* Excerpt:
**********
I keep dropping the bike. Each time a bit more of my number plate cracks off. None of the international borders has been a problem, but my luck won’t hold forever. I have only three digits left. I go to a print shop. When the guy hears the problem he drops what he is doing and puts a new one together in a couple of hours. A handmade number plate from Rome: my first custom part. Illegal, but mine was broken wasn’t it?
My first breakdown. The bike not me. Somewhere after Napoli the bike begins to make strange noises from under the seat, like it’s trying to start all the time, even though the motor is running. I get to the service station and find the mechanic. He does his best, but it’s a motorbike. He does cars. At this point back home the guy would point to the yellow pages and go back to his achieving his bosses’ targets. Not here. He starts the bike, opens up the back door (illegally letting me off the toll road) and gets a mate to guide me to the local bike shop. Not before arranging to pick me up later to organise a hotel.
**********
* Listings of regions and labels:
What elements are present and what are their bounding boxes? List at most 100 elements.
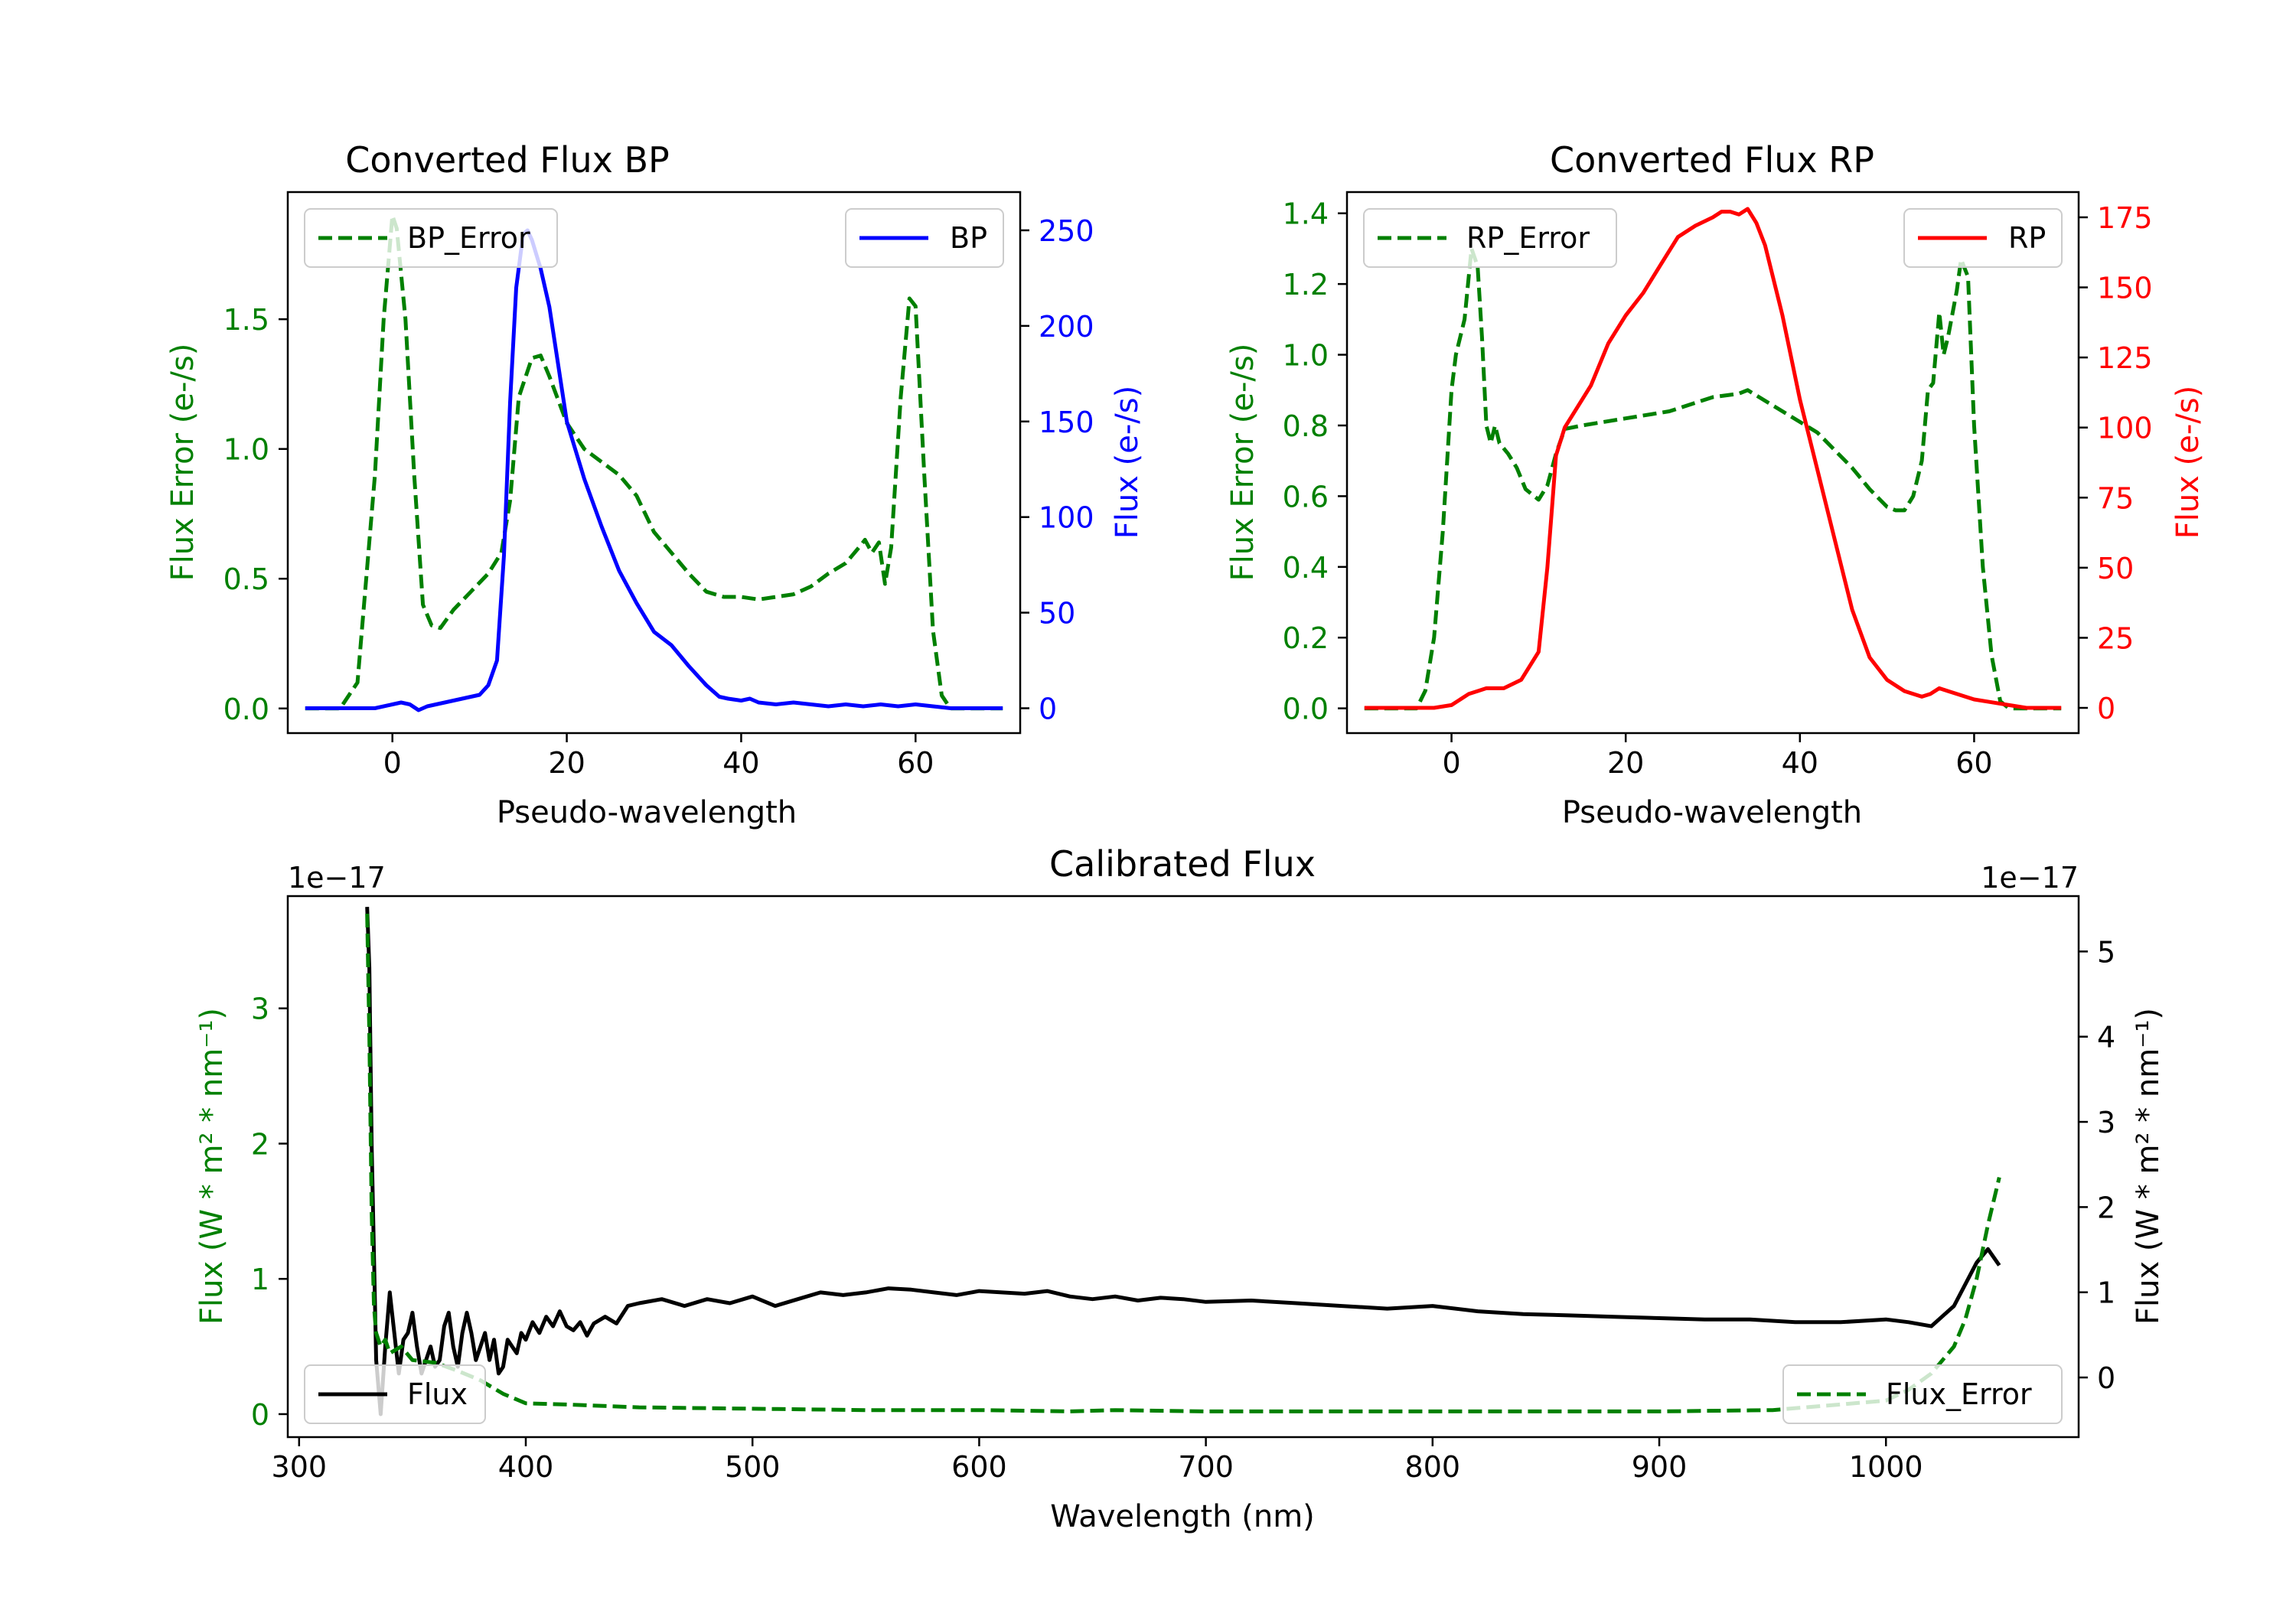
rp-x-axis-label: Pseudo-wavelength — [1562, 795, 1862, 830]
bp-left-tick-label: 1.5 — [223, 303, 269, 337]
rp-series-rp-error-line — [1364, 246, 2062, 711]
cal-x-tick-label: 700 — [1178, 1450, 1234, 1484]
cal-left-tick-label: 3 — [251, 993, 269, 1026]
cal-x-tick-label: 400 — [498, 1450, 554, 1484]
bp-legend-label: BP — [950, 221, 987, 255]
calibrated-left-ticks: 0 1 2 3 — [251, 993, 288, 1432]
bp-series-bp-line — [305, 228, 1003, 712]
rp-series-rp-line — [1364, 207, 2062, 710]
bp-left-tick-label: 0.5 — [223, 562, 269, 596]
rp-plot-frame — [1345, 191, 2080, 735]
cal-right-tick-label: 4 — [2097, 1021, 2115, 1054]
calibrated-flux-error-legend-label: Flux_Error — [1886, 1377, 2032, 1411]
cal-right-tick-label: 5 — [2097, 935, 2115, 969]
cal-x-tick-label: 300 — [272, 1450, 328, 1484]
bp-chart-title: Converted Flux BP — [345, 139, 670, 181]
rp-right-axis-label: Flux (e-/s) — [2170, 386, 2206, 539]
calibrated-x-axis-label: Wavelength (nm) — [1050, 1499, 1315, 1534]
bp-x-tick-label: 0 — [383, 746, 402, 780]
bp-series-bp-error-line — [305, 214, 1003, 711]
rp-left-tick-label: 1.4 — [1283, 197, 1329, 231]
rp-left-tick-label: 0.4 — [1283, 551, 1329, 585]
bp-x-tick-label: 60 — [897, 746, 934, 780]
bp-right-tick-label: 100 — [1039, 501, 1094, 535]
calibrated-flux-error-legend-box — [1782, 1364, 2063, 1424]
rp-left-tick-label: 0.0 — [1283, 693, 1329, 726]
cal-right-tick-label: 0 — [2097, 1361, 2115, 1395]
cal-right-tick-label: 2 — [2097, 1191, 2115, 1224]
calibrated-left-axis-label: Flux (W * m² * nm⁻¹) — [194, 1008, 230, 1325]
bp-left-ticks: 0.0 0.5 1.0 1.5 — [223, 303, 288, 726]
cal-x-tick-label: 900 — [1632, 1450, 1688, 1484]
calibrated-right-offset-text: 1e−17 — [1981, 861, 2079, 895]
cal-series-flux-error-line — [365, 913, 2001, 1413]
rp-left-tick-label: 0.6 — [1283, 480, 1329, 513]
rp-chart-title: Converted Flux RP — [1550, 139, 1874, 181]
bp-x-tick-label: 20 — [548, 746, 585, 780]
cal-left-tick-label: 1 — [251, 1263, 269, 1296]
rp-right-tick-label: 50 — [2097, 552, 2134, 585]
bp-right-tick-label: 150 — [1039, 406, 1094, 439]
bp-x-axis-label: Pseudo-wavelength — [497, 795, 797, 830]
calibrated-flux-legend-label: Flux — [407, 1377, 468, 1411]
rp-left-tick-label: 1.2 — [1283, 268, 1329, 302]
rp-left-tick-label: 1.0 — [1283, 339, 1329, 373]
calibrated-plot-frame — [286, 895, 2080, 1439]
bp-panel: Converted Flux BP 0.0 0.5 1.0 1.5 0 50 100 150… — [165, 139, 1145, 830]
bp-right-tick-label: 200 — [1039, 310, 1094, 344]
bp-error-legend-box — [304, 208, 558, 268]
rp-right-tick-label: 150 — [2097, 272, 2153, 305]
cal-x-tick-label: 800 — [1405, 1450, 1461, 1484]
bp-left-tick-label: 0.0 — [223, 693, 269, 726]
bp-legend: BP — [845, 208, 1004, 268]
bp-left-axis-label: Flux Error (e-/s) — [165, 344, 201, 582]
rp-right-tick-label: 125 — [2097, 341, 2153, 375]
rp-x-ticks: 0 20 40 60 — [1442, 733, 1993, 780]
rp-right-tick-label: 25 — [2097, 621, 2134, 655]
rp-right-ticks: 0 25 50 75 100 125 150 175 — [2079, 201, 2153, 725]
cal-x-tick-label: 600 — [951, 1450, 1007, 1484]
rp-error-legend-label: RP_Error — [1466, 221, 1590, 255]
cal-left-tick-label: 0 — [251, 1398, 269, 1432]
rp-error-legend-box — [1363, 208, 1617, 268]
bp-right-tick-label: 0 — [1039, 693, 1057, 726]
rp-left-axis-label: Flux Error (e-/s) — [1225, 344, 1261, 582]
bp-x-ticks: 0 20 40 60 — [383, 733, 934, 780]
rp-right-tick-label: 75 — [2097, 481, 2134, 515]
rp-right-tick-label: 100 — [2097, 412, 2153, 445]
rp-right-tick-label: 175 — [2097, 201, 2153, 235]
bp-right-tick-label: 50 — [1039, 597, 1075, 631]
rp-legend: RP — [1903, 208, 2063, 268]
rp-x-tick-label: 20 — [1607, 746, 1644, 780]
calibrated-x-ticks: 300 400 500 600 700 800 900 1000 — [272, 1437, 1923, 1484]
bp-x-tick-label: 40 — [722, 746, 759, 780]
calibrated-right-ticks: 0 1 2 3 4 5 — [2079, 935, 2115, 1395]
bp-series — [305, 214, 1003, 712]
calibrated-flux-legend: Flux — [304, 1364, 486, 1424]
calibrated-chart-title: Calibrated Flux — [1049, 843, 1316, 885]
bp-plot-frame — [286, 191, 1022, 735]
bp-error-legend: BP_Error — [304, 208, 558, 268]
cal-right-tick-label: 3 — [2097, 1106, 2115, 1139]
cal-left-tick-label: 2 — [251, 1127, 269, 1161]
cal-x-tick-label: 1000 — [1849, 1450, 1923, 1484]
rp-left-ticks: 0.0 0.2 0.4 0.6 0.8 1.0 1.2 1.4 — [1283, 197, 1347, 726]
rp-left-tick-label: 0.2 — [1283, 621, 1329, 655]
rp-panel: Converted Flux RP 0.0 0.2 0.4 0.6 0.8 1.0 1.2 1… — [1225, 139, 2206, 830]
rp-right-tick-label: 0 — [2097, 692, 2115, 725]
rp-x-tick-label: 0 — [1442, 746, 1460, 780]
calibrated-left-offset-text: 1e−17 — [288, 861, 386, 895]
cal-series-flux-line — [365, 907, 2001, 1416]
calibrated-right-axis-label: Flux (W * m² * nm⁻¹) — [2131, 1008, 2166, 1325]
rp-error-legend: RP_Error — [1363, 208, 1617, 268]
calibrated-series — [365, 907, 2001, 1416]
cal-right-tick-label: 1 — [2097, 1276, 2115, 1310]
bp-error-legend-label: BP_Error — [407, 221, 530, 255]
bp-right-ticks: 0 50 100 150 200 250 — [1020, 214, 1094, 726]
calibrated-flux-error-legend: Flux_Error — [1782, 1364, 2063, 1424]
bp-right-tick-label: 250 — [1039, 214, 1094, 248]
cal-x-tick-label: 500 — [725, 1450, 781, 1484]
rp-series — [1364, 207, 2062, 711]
**********
* Work to do:
• a. Print the part of the motorbike trip text starting with "I keep dropping" and going on through "broken wasn’t it?".
• b. Rewrite the paragraph of the motorbike trip text that opens with "My first breakdown" as a short list of its main facts.
• c. Pick up the motorbike trip text after its last sentence and keep the story going.
This data comes from a different source than the motorbike trip text.

* Answers per task:
• a.
I keep dropping the bike. Each time a bit more of my number plate cracks off. None of the international borders has been a problem, but my luck won’t hold forever. I have only three digits left. I go to a print shop. When the guy hears the problem he drops what he is doing and puts a new one together in a couple of hours. A handmade number plate from Rome: my first custom part. Illegal, but mine was broken wasn’t it?

• b.
- This is the bike's first breakdown, somewhere after Napoli.
- The bike makes strange noises from under the seat, as if it is trying to start while the motor is already running.
- At a service station, the mechanic does his best, but he works on cars, not motorbikes.
- Unlike a mechanic back home, who would point to the yellow pages, he opens the back door and illegally lets the bike off the toll road.
- He gets a friend to guide the way to the local bike shop.
- First, he arranges a pickup for later to sort out a hotel.

• c.
The bike mechanic—‘el pirato’—soon sees the problem. The starter motor has packed in—maybe something to do with the acid that has been pouring out of the battery. Knew I should have learnt how to fill it. Apparently just leaving it for several weeks across Europe while high-speed driving in Summer temperatures has the effect of losing water. And this is a bad thing. Now I know.
As well as a free ride to the hotel and negotiation in Italian for a discount, the mechanic picks me up in the morning and takes me back to the bike. El pirato takes a starter motor off a brand new Transalp sitting in his showroom and puts it in mine. The cost is about forty quid. This is crazy. This should take a week, cost a minor limb and involve experts sucking teeth while shaking heads over folded arms. Instead I am back on the road in under 24 hours. What is it about motorcycles? People seem to realise that travelling on them is a kind of higher calling.
I realise that setting off across the world on a motorcycle I will have to rely on others’ help a great deal. So far so good. That freedom thing people write about is kicking in. All the world seems before me. Arsenal are playing in Prague tomorrow evening. I could go. I won’t. I don’t like arsenal. But to be able to. There’s the thing.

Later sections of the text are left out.